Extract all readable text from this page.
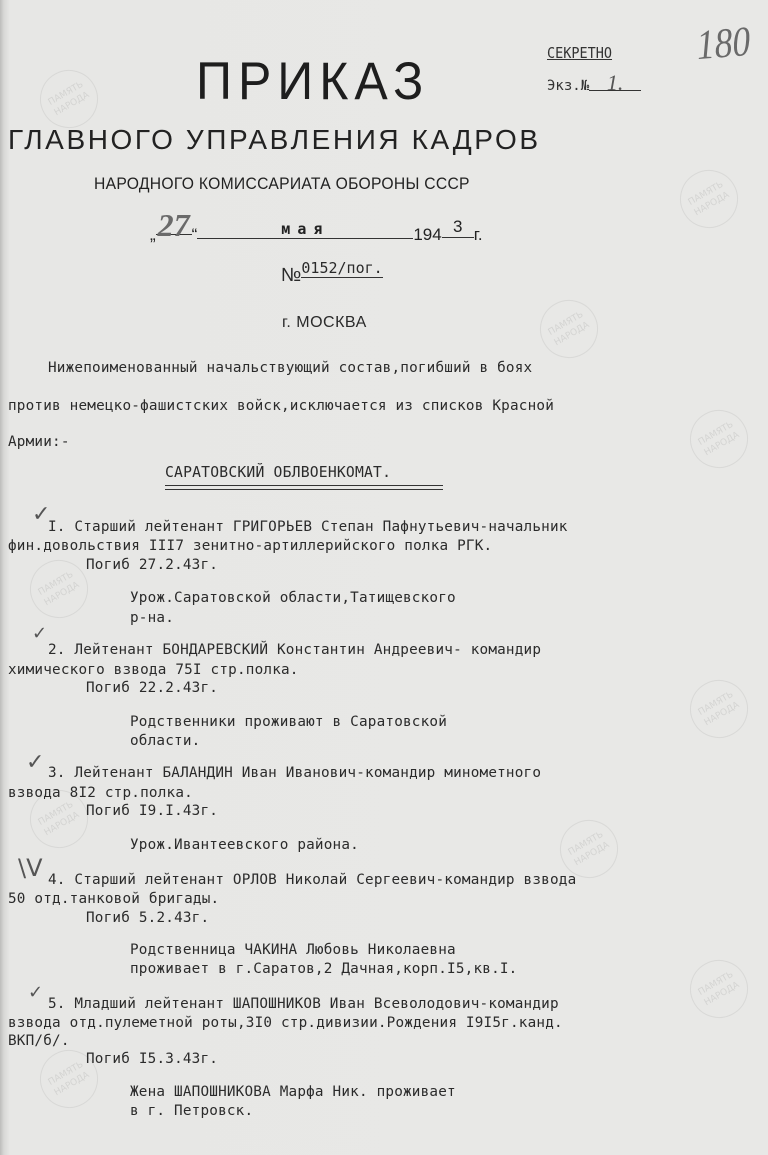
ПАМЯТЬ НАРОДА
ПАМЯТЬ НАРОДА
ПАМЯТЬ НАРОДА
ПАМЯТЬ НАРОДА
ПАМЯТЬ НАРОДА
ПАМЯТЬ НАРОДА
ПАМЯТЬ НАРОДА
ПАМЯТЬ НАРОДА
ПАМЯТЬ НАРОДА
ПАМЯТЬ НАРОДА
180
СЕКРЕТНО
Экз.№ 1.
ПРИКАЗ
ГЛАВНОГО УПРАВЛЕНИЯ КАДРОВ
НАРОДНОГО КОМИССАРИАТА ОБОРОНЫ СССР
„27 “	мая	194 3 г.
№0152/пог.
г. МОСКВА
Нижепоименованный начальствующий состав,погибший в боях
против немецко-фашистских войск,исключается из списков Красной
Армии:-
САРАТОВСКИЙ ОБЛВОЕНКОМАТ.
✓
I. Старший лейтенант ГРИГОРЬЕВ Степан Пафнутьевич-начальник
фин.довольствия III7 зенитно-артиллерийского полка РГК.
Погиб 27.2.43г.
Урож.Саратовской области,Татищевского
р-на.
✓
2. Лейтенант БОНДАРЕВСКИЙ Константин Андреевич- командир
химического взвода 75I стр.полка.
Погиб 22.2.43г.
Родственники проживают в Саратовской
области.
✓ 3. Лейтенант БАЛАНДИН Иван Иванович-командир минометного
взвода 8I2 стр.полка.
Погиб I9.I.43г.
Урож.Ивантеевского района.
\V 4. Старший лейтенант ОРЛОВ Николай Сергеевич-командир взвода
50 отд.танковой бригады.
Погиб 5.2.43г.
Родственница ЧАКИНА Любовь Николаевна
проживает в г.Саратов,2 Дачная,корп.I5,кв.I.
✓
5. Младший лейтенант ШАПОШНИКОВ Иван Всеволодович-командир
взвода отд.пулеметной роты,3I0 стр.дивизии.Рождения I9I5г.канд.
ВКП/б/.
Погиб I5.3.43г.
Жена ШАПОШНИКОВА Марфа Ник. проживает
в г. Петровск.
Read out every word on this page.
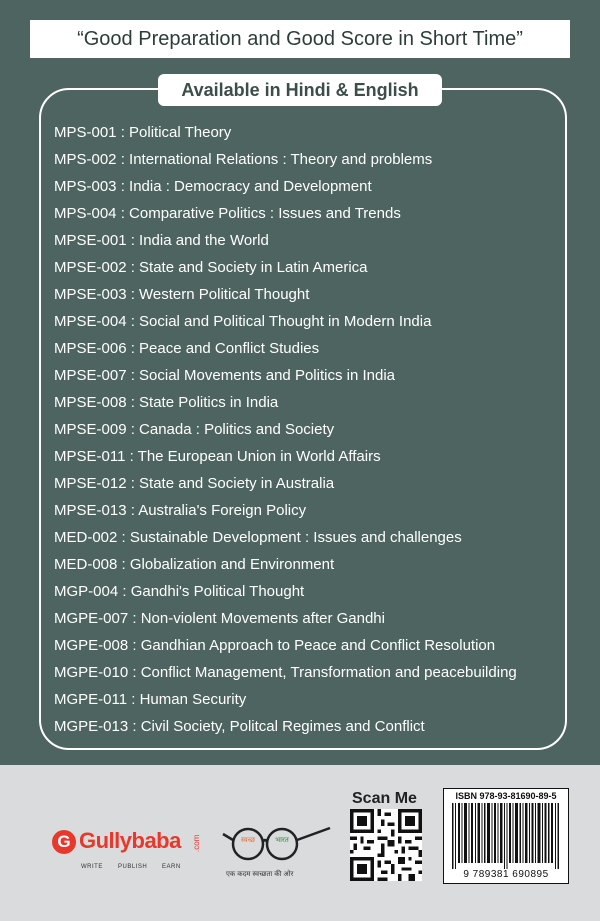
“Good Preparation and Good Score in Short Time”
Available in Hindi & English
MPS-001 : Political Theory
MPS-002 : International Relations : Theory and problems
MPS-003 : India : Democracy and Development
MPS-004 : Comparative Politics : Issues and Trends
MPSE-001 : India and the World
MPSE-002 : State and Society in Latin America
MPSE-003 : Western Political Thought
MPSE-004 : Social and Political Thought in Modern India
MPSE-006 : Peace and Conflict Studies
MPSE-007 : Social Movements and Politics in India
MPSE-008 : State Politics in India
MPSE-009 : Canada : Politics and Society
MPSE-011 : The European Union in World Affairs
MPSE-012 : State and Society in Australia
MPSE-013 : Australia's Foreign Policy
MED-002 : Sustainable Development : Issues and challenges
MED-008 : Globalization and Environment
MGP-004 : Gandhi's Political Thought
MGPE-007 : Non-violent Movements after Gandhi
MGPE-008 : Gandhian Approach to Peace and Conflict Resolution
MGPE-010 : Conflict Management, Transformation and peacebuilding
MGPE-011 : Human Security
MGPE-013 : Civil Society, Politcal Regimes and Conflict
G Gullybaba .com
WRITE	PUBLISH EARN
स्वच्छ	भारत
एक कदम स्वच्छता की ओर
Scan Me	ISBN 978-93-81690-89-5
9 789381 690895
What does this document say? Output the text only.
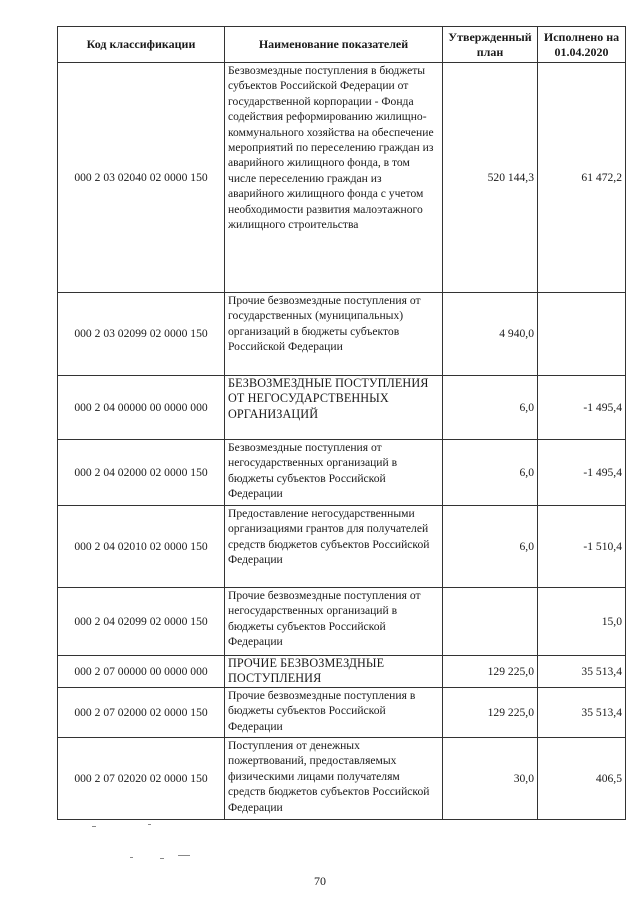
Код классификации	Наименование показателей	Утвержденный план	Исполнено на 01.04.2020
000 2 03 02040 02 0000 150	Безвозмездные поступления в бюджеты субъектов Российской Федерации от государственной корпорации - Фонда содействия реформированию жилищно-коммунального хозяйства на обеспечение мероприятий по переселению граждан из аварийного жилищного фонда, в том числе переселению граждан из аварийного жилищного фонда с учетом необходимости развития малоэтажного жилищного строительства	520 144,3	61 472,2
000 2 03 02099 02 0000 150	Прочие безвозмездные поступления от государственных (муниципальных) организаций в бюджеты субъектов Российской Федерации	4 940,0	
000 2 04 00000 00 0000 000	БЕЗВОЗМЕЗДНЫЕ ПОСТУПЛЕНИЯ ОТ НЕГОСУДАРСТВЕННЫХ ОРГАНИЗАЦИЙ	6,0	-1 495,4
000 2 04 02000 02 0000 150	Безвозмездные поступления от негосударственных организаций в бюджеты субъектов Российской Федерации	6,0	-1 495,4
000 2 04 02010 02 0000 150	Предоставление негосударственными организациями грантов для получателей средств бюджетов субъектов Российской Федерации	6,0	-1 510,4
000 2 04 02099 02 0000 150	Прочие безвозмездные поступления от негосударственных организаций в бюджеты субъектов Российской Федерации		15,0
000 2 07 00000 00 0000 000	ПРОЧИЕ БЕЗВОЗМЕЗДНЫЕ ПОСТУПЛЕНИЯ	129 225,0	35 513,4
000 2 07 02000 02 0000 150	Прочие безвозмездные поступления в бюджеты субъектов Российской Федерации	129 225,0	35 513,4
000 2 07 02020 02 0000 150	Поступления от денежных пожертвований, предоставляемых физическими лицами получателям средств бюджетов субъектов Российской Федерации	30,0	406,5
70
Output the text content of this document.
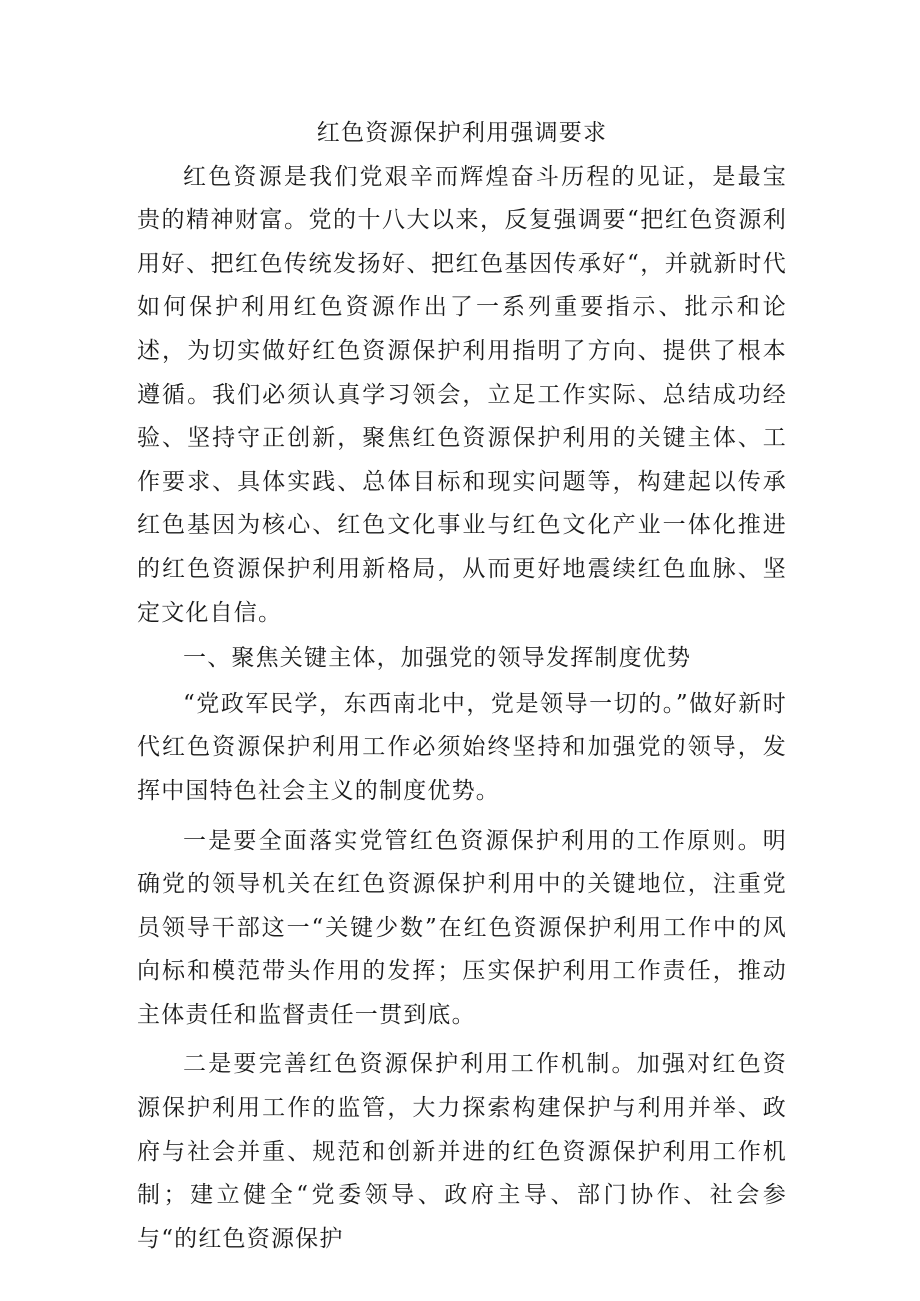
红色资源保护利用强调要求

红色资源是我们党艰辛而辉煌奋斗历程的见证，是最宝贵的精神财富。党的十八大以来，反复强调要“把红色资源利用好、把红色传统发扬好、把红色基因传承好“，并就新时代如何保护利用红色资源作出了一系列重要指示、批示和论述，为切实做好红色资源保护利用指明了方向、提供了根本遵循。我们必须认真学习领会，立足工作实际、总结成功经验、坚持守正创新，聚焦红色资源保护利用的关键主体、工作要求、具体实践、总体目标和现实问题等，构建起以传承红色基因为核心、红色文化事业与红色文化产业一体化推进的红色资源保护利用新格局，从而更好地震续红色血脉、坚定文化自信。

一、聚焦关键主体，加强党的领导发挥制度优势

“党政军民学，东西南北中，党是领导一切的。”做好新时代红色资源保护利用工作必须始终坚持和加强党的领导，发挥中国特色社会主义的制度优势。

一是要全面落实党管红色资源保护利用的工作原则。明确党的领导机关在红色资源保护利用中的关键地位，注重党员领导干部这一“关键少数”在红色资源保护利用工作中的风向标和模范带头作用的发挥；压实保护利用工作责任，推动主体责任和监督责任一贯到底。

二是要完善红色资源保护利用工作机制。加强对红色资源保护利用工作的监管，大力探索构建保护与利用并举、政府与社会并重、规范和创新并进的红色资源保护利用工作机制；建立健全“党委领导、政府主导、部门协作、社会参与“的红色资源保护
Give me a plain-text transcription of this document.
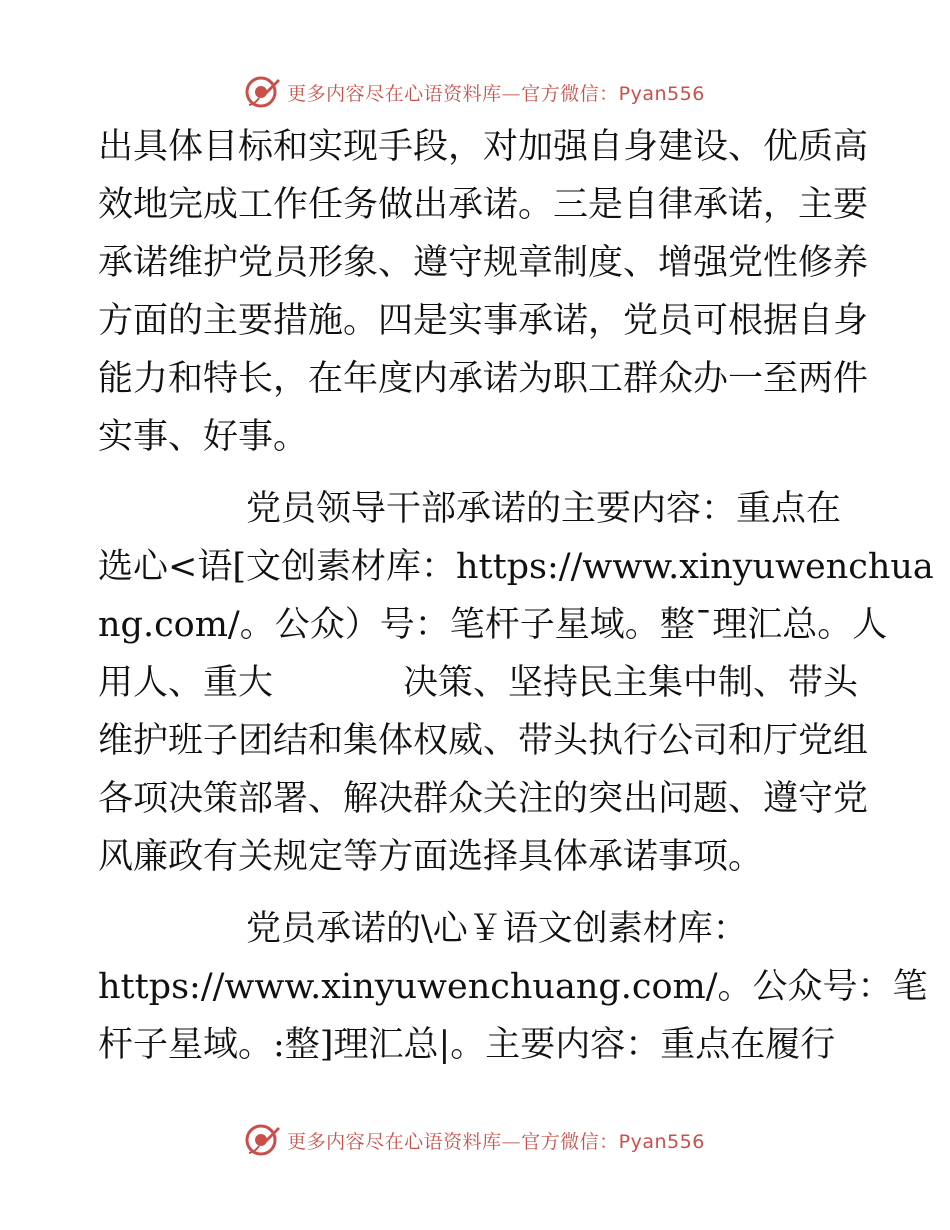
更多内容尽在心语资料库—官方微信：Pyan556
出具体目标和实现手段，对加强自身建设、优质高
效地完成工作任务做出承诺。三是自律承诺，主要
承诺维护党员形象、遵守规章制度、增强党性修养
方面的主要措施。四是实事承诺，党员可根据自身
能力和特长，在年度内承诺为职工群众办一至两件
实事、好事。
党员领导干部承诺的主要内容：重点在
选心<语[文创素材库：https://www.xinyuwenchua
ng.com/。公众）号：笔杆子星域。整¯理汇总。人
用人、重大	决策、坚持民主集中制、带头
维护班子团结和集体权威、带头执行公司和厅党组
各项决策部署、解决群众关注的突出问题、遵守党
风廉政有关规定等方面选择具体承诺事项。
党员承诺的\心￥语文创素材库：
https://www.xinyuwenchuang.com/。公众号：笔
杆子星域。:整]理汇总|。主要内容：重点在履行
更多内容尽在心语资料库—官方微信：Pyan556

Written request
Pull every line containing "бюджеты" out of the data above.

Solution for this problem
000 2 03 02040 02 0000 150	Безвозмездные поступления в бюджеты субъектов Российской Федерации от государственной корпорации - Фонда содействия реформированию жилищно-коммунального хозяйства на обеспечение мероприятий по переселению граждан из аварийного жилищного фонда, в том числе переселению граждан из аварийного жилищного фонда с учетом необходимости развития малоэтажного жилищного строительства	520 144,3	61 472,2
000 2 03 02099 02 0000 150	Прочие безвозмездные поступления от государственных (муниципальных) организаций в бюджеты субъектов Российской Федерации	4 940,0	
000 2 04 02000 02 0000 150	Безвозмездные поступления от негосударственных организаций в бюджеты субъектов Российской Федерации	6,0	-1 495,4
000 2 04 02099 02 0000 150	Прочие безвозмездные поступления от негосударственных организаций в бюджеты субъектов Российской Федерации		15,0
000 2 07 02000 02 0000 150	Прочие безвозмездные поступления в бюджеты субъектов Российской Федерации	129 225,0	35 513,4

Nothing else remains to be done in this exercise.